-- START EXCERPTED DATA --
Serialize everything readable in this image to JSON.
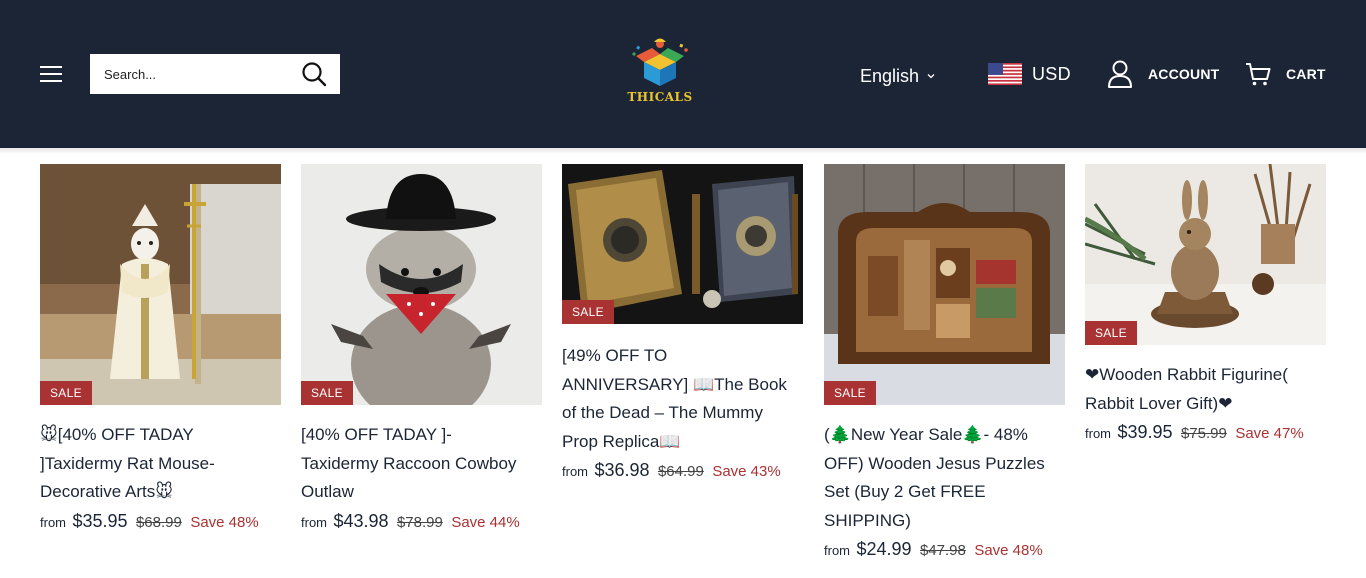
{
  "header": {
    "search_placeholder": "Search...",
    "logo_text": "THICALS",
    "language": "English",
    "currency": "USD",
    "account_label": "ACCOUNT",
    "cart_label": "CART"
  },
  "colors": {
    "header_bg": "#1b2535",
    "sale_badge": "#a93233",
    "save_text": "#a93233",
    "logo_gold": "#e9c42f"
  },
  "products": [
    {
      "badge": "SALE",
      "title": "🐭[40% OFF TADAY\n]Taxidermy Rat Mouse-\nDecorative Arts🐭",
      "from": "from",
      "price": "$35.95",
      "compare_price": "$68.99",
      "save": "Save 48%"
    },
    {
      "badge": "SALE",
      "title": "    [40% OFF TADAY ]-\nTaxidermy Raccoon Cowboy\nOutlaw",
      "from": "from",
      "price": "$43.98",
      "compare_price": "$78.99",
      "save": "Save 44%"
    },
    {
      "badge": "SALE",
      "title": "[49% OFF TO\nANNIVERSARY] 📖The Book\nof the Dead – The Mummy\nProp Replica📖",
      "from": "from",
      "price": "$36.98",
      "compare_price": "$64.99",
      "save": "Save 43%"
    },
    {
      "badge": "SALE",
      "title": "(🌲New Year Sale🌲- 48%\nOFF) Wooden Jesus Puzzles\nSet (Buy 2 Get FREE\nSHIPPING)",
      "from": "from",
      "price": "$24.99",
      "compare_price": "$47.98",
      "save": "Save 48%"
    },
    {
      "badge": "SALE",
      "title": "❤Wooden Rabbit Figurine(\nRabbit Lover Gift)❤",
      "from": "from",
      "price": "$39.95",
      "compare_price": "$75.99",
      "save": "Save 47%"
    }
  ]
}
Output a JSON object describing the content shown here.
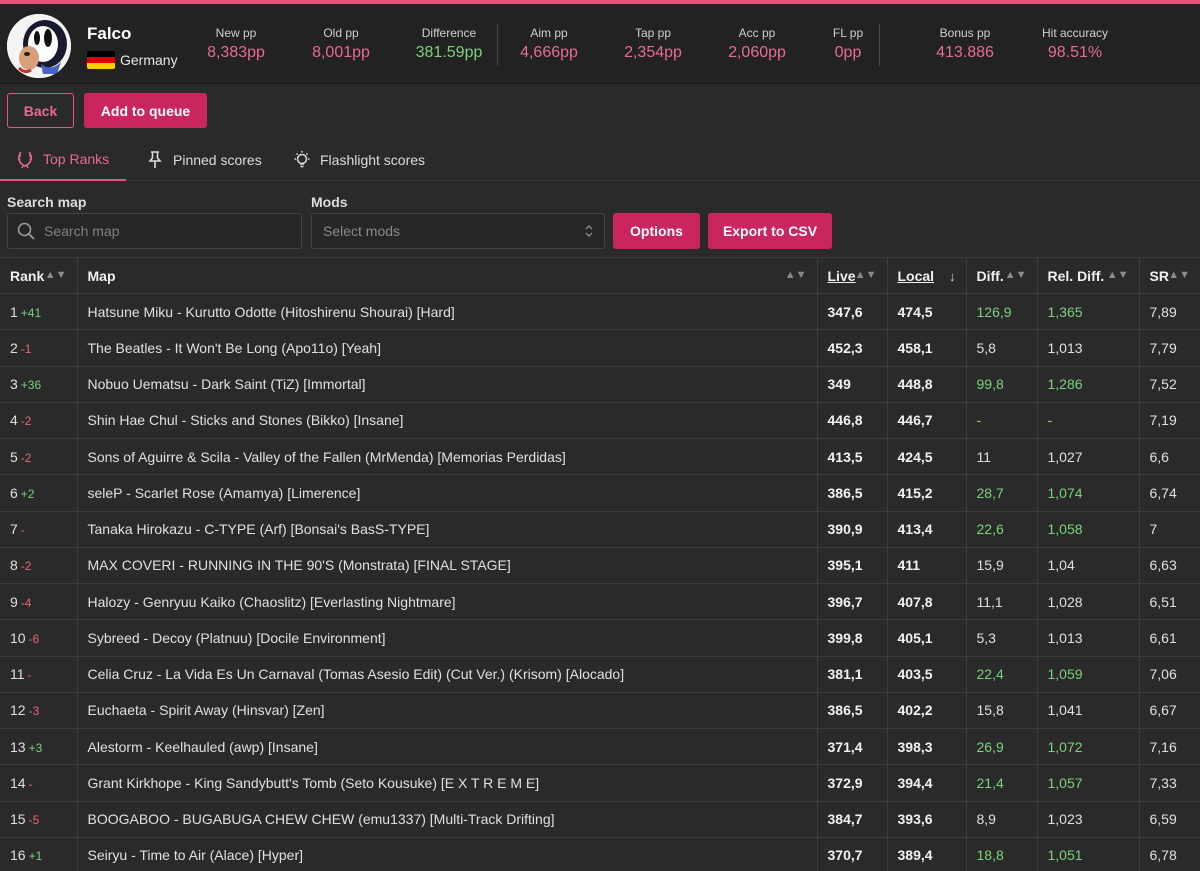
{
  "user": {
    "name": "Falco",
    "country": "Germany"
  },
  "stats": [
    {
      "label": "New pp",
      "value": "8,383pp"
    },
    {
      "label": "Old pp",
      "value": "8,001pp"
    },
    {
      "label": "Difference",
      "value": "381.59pp"
    },
    {
      "label": "Aim pp",
      "value": "4,666pp"
    },
    {
      "label": "Tap pp",
      "value": "2,354pp"
    },
    {
      "label": "Acc pp",
      "value": "2,060pp"
    },
    {
      "label": "FL pp",
      "value": "0pp"
    },
    {
      "label": "Bonus pp",
      "value": "413.886"
    },
    {
      "label": "Hit accuracy",
      "value": "98.51%"
    }
  ],
  "colors": {
    "accent": "#e0567f",
    "button": "#c9255f",
    "positive": "#7cd17c",
    "negative": "#e8667a",
    "neutral": "#d8c15a"
  },
  "actions": {
    "back": "Back",
    "add_to_queue": "Add to queue"
  },
  "tabs": [
    {
      "label": "Top Ranks",
      "icon": "laurel-icon"
    },
    {
      "label": "Pinned scores",
      "icon": "pin-icon"
    },
    {
      "label": "Flashlight scores",
      "icon": "lightbulb-icon"
    }
  ],
  "filters": {
    "search_label": "Search map",
    "search_placeholder": "Search map",
    "mods_label": "Mods",
    "mods_placeholder": "Select mods",
    "options": "Options",
    "export": "Export to CSV"
  },
  "table": {
    "columns": [
      "Rank",
      "Map",
      "Live",
      "Local",
      "Diff.",
      "Rel. Diff.",
      "SR"
    ],
    "rows": [
      {
        "rank": "1",
        "change": "+41",
        "dir": "up",
        "map": "Hatsune Miku - Kurutto Odotte (Hitoshirenu Shourai) [Hard]",
        "live": "347,6",
        "local": "474,5",
        "diff": "126,9",
        "rel": "1,365",
        "sr": "7,89",
        "tone": "green"
      },
      {
        "rank": "2",
        "change": "-1",
        "dir": "down",
        "map": "The Beatles - It Won't Be Long (Apo11o) [Yeah]",
        "live": "452,3",
        "local": "458,1",
        "diff": "5,8",
        "rel": "1,013",
        "sr": "7,79",
        "tone": "plain"
      },
      {
        "rank": "3",
        "change": "+36",
        "dir": "up",
        "map": "Nobuo Uematsu - Dark Saint (TiZ) [Immortal]",
        "live": "349",
        "local": "448,8",
        "diff": "99,8",
        "rel": "1,286",
        "sr": "7,52",
        "tone": "green"
      },
      {
        "rank": "4",
        "change": "-2",
        "dir": "down",
        "map": "Shin Hae Chul - Sticks and Stones (Bikko) [Insane]",
        "live": "446,8",
        "local": "446,7",
        "diff": "-",
        "rel": "-",
        "sr": "7,19",
        "tone": "yellow"
      },
      {
        "rank": "5",
        "change": "-2",
        "dir": "down",
        "map": "Sons of Aguirre & Scila - Valley of the Fallen (MrMenda) [Memorias Perdidas]",
        "live": "413,5",
        "local": "424,5",
        "diff": "11",
        "rel": "1,027",
        "sr": "6,6",
        "tone": "plain"
      },
      {
        "rank": "6",
        "change": "+2",
        "dir": "up",
        "map": "seleP - Scarlet Rose (Amamya) [Limerence]",
        "live": "386,5",
        "local": "415,2",
        "diff": "28,7",
        "rel": "1,074",
        "sr": "6,74",
        "tone": "lightgreen"
      },
      {
        "rank": "7",
        "change": "-",
        "dir": "down",
        "map": "Tanaka Hirokazu - C-TYPE (Arf) [Bonsai's BasS-TYPE]",
        "live": "390,9",
        "local": "413,4",
        "diff": "22,6",
        "rel": "1,058",
        "sr": "7",
        "tone": "lightgreen"
      },
      {
        "rank": "8",
        "change": "-2",
        "dir": "down",
        "map": "MAX COVERI - RUNNING IN THE 90'S (Monstrata) [FINAL STAGE]",
        "live": "395,1",
        "local": "411",
        "diff": "15,9",
        "rel": "1,04",
        "sr": "6,63",
        "tone": "plain"
      },
      {
        "rank": "9",
        "change": "-4",
        "dir": "down",
        "map": "Halozy - Genryuu Kaiko (Chaoslitz) [Everlasting Nightmare]",
        "live": "396,7",
        "local": "407,8",
        "diff": "11,1",
        "rel": "1,028",
        "sr": "6,51",
        "tone": "plain"
      },
      {
        "rank": "10",
        "change": "-6",
        "dir": "down",
        "map": "Sybreed - Decoy (Platnuu) [Docile Environment]",
        "live": "399,8",
        "local": "405,1",
        "diff": "5,3",
        "rel": "1,013",
        "sr": "6,61",
        "tone": "plain"
      },
      {
        "rank": "11",
        "change": "-",
        "dir": "down",
        "map": "Celia Cruz - La Vida Es Un Carnaval (Tomas Asesio Edit) (Cut Ver.) (Krisom) [Alocado]",
        "live": "381,1",
        "local": "403,5",
        "diff": "22,4",
        "rel": "1,059",
        "sr": "7,06",
        "tone": "lightgreen"
      },
      {
        "rank": "12",
        "change": "-3",
        "dir": "down",
        "map": "Euchaeta - Spirit Away (Hinsvar) [Zen]",
        "live": "386,5",
        "local": "402,2",
        "diff": "15,8",
        "rel": "1,041",
        "sr": "6,67",
        "tone": "plain"
      },
      {
        "rank": "13",
        "change": "+3",
        "dir": "up",
        "map": "Alestorm - Keelhauled (awp) [Insane]",
        "live": "371,4",
        "local": "398,3",
        "diff": "26,9",
        "rel": "1,072",
        "sr": "7,16",
        "tone": "lightgreen"
      },
      {
        "rank": "14",
        "change": "-",
        "dir": "down",
        "map": "Grant Kirkhope - King Sandybutt's Tomb (Seto Kousuke) [E X T R E M E]",
        "live": "372,9",
        "local": "394,4",
        "diff": "21,4",
        "rel": "1,057",
        "sr": "7,33",
        "tone": "lightgreen"
      },
      {
        "rank": "15",
        "change": "-5",
        "dir": "down",
        "map": "BOOGABOO - BUGABUGA CHEW CHEW (emu1337) [Multi-Track Drifting]",
        "live": "384,7",
        "local": "393,6",
        "diff": "8,9",
        "rel": "1,023",
        "sr": "6,59",
        "tone": "plain"
      },
      {
        "rank": "16",
        "change": "+1",
        "dir": "up",
        "map": "Seiryu - Time to Air (Alace) [Hyper]",
        "live": "370,7",
        "local": "389,4",
        "diff": "18,8",
        "rel": "1,051",
        "sr": "6,78",
        "tone": "lightgreen"
      }
    ]
  }
}
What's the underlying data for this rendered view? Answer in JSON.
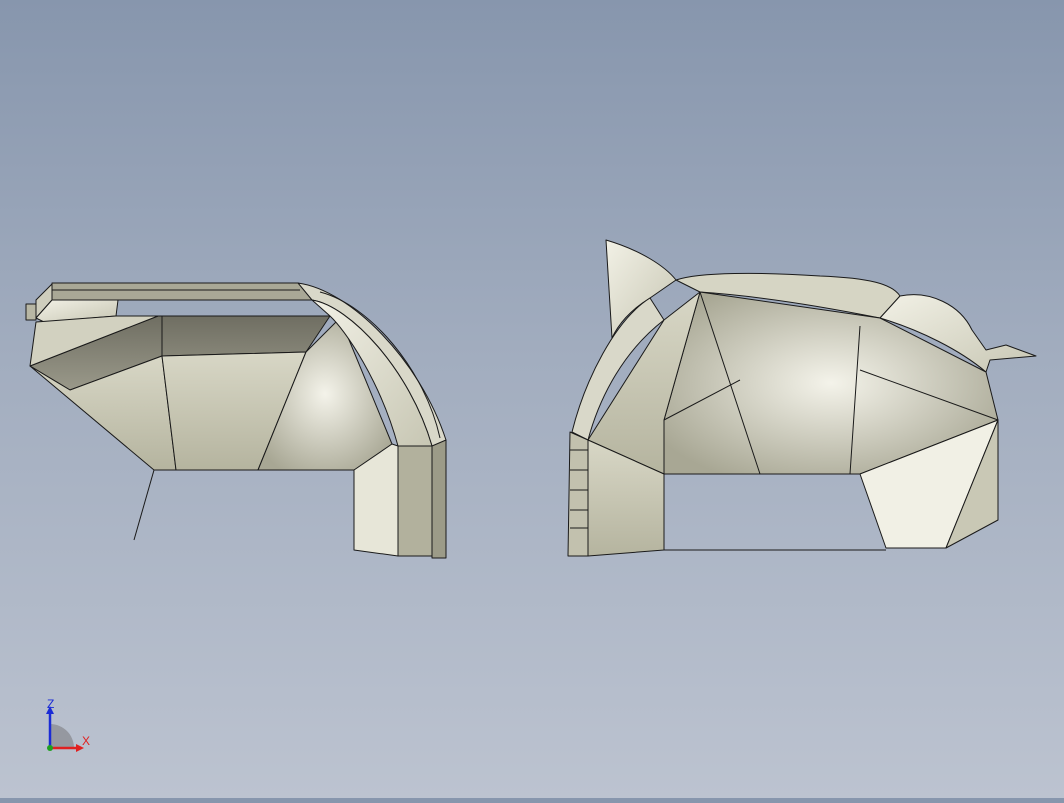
{
  "triad": {
    "z_label": "Z",
    "x_label": "X",
    "z_color": "#1a2bd6",
    "x_color": "#e02020",
    "y_color": "#20a020"
  },
  "model": {
    "face_color": "#c9c8b6",
    "edge_color": "#1a1a1a",
    "background_top": "#8796ad",
    "background_bottom": "#bcc3d0"
  }
}
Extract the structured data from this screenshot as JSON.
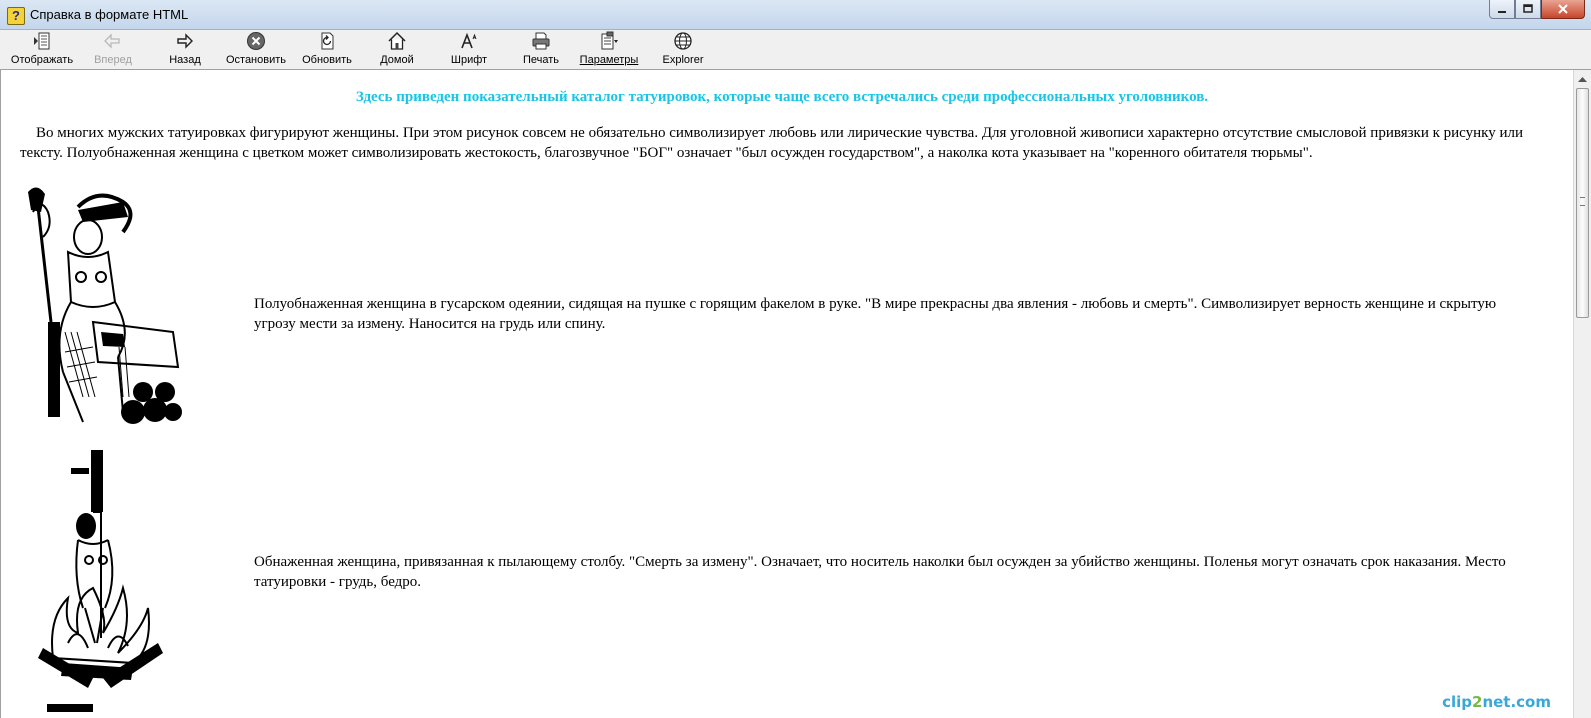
-- END EXCERPTED DATA --
__EXERCISE TASK__.
Reply with only the number of lines in the entries that contain the word "this".

__FINAL ANSWER__.
3